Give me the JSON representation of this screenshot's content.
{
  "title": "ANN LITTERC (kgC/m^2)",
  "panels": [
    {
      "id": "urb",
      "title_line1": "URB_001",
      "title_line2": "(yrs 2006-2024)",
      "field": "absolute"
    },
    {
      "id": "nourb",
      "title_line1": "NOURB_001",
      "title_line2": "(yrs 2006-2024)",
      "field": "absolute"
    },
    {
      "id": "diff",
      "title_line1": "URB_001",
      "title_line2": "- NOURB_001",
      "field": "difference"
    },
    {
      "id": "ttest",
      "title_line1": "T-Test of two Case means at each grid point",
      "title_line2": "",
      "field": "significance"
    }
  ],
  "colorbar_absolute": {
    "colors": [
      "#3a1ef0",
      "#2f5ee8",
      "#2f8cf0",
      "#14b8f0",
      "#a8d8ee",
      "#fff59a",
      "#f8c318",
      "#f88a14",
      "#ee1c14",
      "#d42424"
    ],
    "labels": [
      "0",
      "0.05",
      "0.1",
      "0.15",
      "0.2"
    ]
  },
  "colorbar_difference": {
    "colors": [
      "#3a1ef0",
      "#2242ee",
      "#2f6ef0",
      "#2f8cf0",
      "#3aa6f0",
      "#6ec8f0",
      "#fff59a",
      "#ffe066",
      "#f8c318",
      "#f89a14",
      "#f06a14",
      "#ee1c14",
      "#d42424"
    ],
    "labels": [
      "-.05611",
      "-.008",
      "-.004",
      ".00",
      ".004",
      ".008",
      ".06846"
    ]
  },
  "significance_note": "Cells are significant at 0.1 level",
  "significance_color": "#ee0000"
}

=-=-=

Extract each line holding the word "field" from the records.

      "field": "absolute"
      "field": "absolute"
      "field": "difference"
      "field": "significance"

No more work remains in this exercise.